Wherever a line below holds the word "именной", copy that line.

Stored records:
★ ★ ★ ★ ★ ★ ★

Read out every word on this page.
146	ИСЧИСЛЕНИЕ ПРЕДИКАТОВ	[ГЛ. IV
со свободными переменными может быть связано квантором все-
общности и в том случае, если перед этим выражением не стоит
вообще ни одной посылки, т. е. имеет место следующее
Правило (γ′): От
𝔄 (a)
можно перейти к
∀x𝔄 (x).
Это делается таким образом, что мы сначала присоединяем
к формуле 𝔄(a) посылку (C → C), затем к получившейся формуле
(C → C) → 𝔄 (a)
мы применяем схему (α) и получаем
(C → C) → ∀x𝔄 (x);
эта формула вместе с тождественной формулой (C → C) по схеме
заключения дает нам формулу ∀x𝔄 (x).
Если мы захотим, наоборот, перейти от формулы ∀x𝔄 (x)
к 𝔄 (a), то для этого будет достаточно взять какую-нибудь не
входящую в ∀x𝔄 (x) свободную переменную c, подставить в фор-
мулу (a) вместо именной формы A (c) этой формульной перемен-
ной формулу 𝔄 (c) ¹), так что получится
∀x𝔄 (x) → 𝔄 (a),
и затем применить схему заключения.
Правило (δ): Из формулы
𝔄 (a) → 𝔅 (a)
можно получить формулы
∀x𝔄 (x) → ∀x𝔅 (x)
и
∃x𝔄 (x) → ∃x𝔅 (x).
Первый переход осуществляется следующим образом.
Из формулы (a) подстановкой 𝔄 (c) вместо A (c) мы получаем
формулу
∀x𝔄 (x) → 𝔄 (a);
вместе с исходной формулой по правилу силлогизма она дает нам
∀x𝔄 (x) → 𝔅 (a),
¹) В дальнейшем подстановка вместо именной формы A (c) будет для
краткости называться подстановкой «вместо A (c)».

★ ★ ★ ★ ★ ★ ★

Correct result:
мулу (a) вместо именной формы A (c) этой формульной перемен-
¹) В дальнейшем подстановка вместо именной формы A (c) будет для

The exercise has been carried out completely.